> _WORK TO DO_
1) In the pickled-fish post, how long are the rollmops kept pickling in the fridge?
2) Reproduce the pickled-fish post word for word between "Huette von Ahrens" and "the pickled herring...", inclusive.
3) Write the next part of the pickled-fish post, carrying on after its final sentence.

[Sca-cooks] Pickled Fish, Pumpernickel Rye, Advice??

Judith L. Smith Adams judifer50 at yahoo.com
Sun Apr 9 23:39:43 PDT 2006


Huette von Ahrens <ahrenshav at yahoo.com> wrote:     >>Huette wrote:
  ...I know that it tasted different, I just can't figure out how. Probably it was the love that she put into it... >>
   
  IMHO, you have correctly identified the mystery ingredient, and that your mother and grandmother would be very pleased to hear so...
  
>>They [rollmops] are salt herring that have been soaked in clean water for several days and then rolled with mustard, onion, chopped pickles, and carrot and pickled in a spiced vinegar in the fridge for about a week. They are very tasty.>>
   
  Oh, yum...  pickled fish AND pickled vegetables AND mustard... Soaking but no lye bath, so no lye bath smells and no gelatinous texture, just the rather delightful slithery-smooth surface and chewy-tender bite of the pickled herring...

>> Being on the Baltic, herring is a staple. And the area had been under Swedish rule off and on for a period of time before Frederick the Great came along. So, it wouldn't surprise me that there was some cross cultural transfers... I am wondering if the Swedes learned to love pumpernickel during those years.

> _DATA ROWS_
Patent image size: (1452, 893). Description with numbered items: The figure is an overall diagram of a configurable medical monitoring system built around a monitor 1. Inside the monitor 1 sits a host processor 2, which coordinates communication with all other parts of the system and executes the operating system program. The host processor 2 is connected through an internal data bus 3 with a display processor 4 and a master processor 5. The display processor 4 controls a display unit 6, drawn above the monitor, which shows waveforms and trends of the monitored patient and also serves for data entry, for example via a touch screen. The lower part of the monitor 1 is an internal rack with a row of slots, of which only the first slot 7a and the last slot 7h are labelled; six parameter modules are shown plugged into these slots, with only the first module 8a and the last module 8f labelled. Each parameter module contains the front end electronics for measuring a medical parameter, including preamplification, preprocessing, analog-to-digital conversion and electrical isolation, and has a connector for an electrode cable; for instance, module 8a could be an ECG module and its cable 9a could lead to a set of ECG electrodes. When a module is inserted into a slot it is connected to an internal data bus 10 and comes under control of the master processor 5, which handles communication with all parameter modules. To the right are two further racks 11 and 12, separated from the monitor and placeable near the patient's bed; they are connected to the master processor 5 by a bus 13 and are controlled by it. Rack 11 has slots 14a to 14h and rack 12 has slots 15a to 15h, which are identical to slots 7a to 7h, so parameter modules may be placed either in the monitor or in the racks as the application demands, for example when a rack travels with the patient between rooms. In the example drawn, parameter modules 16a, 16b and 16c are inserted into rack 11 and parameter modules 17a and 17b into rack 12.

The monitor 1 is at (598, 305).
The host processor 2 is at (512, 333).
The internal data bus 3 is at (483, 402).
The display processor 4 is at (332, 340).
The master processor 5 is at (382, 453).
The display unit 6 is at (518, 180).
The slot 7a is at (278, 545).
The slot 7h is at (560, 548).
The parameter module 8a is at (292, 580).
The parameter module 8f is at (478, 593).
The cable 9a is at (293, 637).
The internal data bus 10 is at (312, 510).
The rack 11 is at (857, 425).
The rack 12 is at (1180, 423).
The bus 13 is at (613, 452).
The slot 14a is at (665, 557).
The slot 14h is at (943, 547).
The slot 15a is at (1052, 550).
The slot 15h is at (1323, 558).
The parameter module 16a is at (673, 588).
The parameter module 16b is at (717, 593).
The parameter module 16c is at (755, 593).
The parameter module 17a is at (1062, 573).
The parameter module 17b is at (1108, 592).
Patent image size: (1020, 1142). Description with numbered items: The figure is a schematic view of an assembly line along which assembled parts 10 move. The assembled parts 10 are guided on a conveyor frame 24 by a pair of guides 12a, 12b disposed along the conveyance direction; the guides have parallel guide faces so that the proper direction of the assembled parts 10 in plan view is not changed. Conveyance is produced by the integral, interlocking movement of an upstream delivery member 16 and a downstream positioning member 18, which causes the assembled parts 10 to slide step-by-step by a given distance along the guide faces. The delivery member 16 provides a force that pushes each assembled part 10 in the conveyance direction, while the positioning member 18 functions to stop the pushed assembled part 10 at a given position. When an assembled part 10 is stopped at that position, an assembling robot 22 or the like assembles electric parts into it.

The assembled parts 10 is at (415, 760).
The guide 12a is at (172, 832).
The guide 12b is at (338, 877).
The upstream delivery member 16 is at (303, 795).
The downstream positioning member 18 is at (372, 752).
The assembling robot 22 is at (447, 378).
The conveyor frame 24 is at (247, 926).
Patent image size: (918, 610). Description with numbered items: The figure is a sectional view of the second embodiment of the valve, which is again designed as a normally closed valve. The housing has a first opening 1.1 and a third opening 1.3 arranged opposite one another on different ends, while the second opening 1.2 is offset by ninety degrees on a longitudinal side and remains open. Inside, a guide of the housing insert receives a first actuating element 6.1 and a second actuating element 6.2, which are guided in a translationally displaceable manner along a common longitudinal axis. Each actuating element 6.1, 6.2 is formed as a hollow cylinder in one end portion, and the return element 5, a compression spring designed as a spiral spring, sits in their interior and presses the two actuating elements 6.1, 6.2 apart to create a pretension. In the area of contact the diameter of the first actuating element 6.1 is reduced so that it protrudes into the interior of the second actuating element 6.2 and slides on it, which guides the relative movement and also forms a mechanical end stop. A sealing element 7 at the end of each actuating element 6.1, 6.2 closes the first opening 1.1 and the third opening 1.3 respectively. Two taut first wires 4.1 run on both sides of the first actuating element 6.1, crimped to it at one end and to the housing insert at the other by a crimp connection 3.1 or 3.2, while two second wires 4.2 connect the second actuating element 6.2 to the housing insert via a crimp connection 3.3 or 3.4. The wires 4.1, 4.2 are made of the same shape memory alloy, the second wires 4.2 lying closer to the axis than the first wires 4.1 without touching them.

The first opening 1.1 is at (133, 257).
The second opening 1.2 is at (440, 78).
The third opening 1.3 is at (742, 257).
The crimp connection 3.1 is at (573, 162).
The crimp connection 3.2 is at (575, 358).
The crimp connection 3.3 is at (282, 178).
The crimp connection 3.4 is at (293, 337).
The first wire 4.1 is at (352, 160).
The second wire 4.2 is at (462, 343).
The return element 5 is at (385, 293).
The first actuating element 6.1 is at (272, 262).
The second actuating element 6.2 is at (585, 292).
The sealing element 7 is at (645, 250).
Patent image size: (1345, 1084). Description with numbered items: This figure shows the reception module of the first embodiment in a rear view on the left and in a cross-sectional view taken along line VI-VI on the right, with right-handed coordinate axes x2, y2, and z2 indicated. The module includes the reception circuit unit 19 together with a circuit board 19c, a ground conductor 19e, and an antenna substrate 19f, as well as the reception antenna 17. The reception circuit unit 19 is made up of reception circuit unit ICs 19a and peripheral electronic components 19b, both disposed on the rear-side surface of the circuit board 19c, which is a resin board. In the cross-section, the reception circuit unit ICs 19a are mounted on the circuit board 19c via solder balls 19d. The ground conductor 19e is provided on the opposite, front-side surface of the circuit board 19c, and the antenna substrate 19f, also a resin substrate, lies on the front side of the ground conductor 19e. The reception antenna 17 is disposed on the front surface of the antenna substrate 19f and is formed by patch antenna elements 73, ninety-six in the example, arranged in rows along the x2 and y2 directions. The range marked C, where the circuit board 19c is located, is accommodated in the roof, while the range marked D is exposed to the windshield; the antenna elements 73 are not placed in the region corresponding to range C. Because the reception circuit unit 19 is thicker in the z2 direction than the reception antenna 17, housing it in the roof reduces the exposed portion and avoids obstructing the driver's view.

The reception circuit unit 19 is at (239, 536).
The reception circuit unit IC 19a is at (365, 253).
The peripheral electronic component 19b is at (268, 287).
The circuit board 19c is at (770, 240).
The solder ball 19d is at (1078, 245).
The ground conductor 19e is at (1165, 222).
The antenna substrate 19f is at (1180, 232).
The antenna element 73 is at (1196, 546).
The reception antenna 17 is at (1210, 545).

> _ANSWERS BELOW_
1) About a week.

2)
Huette von Ahrens <ahrenshav at yahoo.com> wrote:     >>Huette wrote:
  ...I know that it tasted different, I just can't figure out how. Probably it was the love that she put into it... >>
   
  IMHO, you have correctly identified the mystery ingredient, and that your mother and grandmother would be very pleased to hear so...
  
>>They [rollmops] are salt herring that have been soaked in clean water for several days and then rolled with mustard, onion, chopped pickles, and carrot and pickled in a spiced vinegar in the fridge for about a week. They are very tasty.>>
   
  Oh, yum...  pickled fish AND pickled vegetables AND mustard... Soaking but no lye bath, so no lye bath smells and no gelatinous texture, just the rather delightful slithery-smooth surface and chewy-tender bite of the pickled herring...

3)
Huette>>

  Maybe so... Hmm... Isn't it a pumpnickel, or at least a rye, that goes under smorgasbord sandwiches?  I'm thinking those are Swedish, or as much Swedish as Danish?  And is that pumpernickel the same as the black, dense, square, pressed-grain texture, very thinly sliced stuff one gets to this day in Germany?  (I was offered it for breakfast with sausages and cheeses in Southern Germany some years ago... Yum, the sausages and cheese, if not the raw-grain flavored bread.  I'd met the bread - which is as far from Wonder Bread as it is possible to get - on a backpacking trip in my teens with the Lutheran youth group, but that's another thread...)  
   
  Anyway, THAT pumpernickel is not only memorable, it keeps indefinitely... tastes like something that keeps indefinitely... but the keeping quality would have been valued in period...  and become an acquired taste, like lefse and lutefisk...  
   
  My grandmother's "Norwegian Pumpernickel Rye" bread is the only traditional recipe of hers that came to me. Rye breads of various kinds were/are all over the North... in Siberia, my daughter acquired a taste for a hard-shell, tough, dense bread that comes as a long, flattened and rounded rectangle and can be kept through the winter...  I'm not too sure Grandma's recipe came from Norway... For four loaves, it uses four cakes yeast, melted shortening or butter, a LOT of molasses and/or honey, sugar, AND brown sugar (!), and only 2 cups of rye flour to 10 of white, plus caraway seed and orange peel.  (Makes fantastic toast.)   This combo is usually called Swedish limpa...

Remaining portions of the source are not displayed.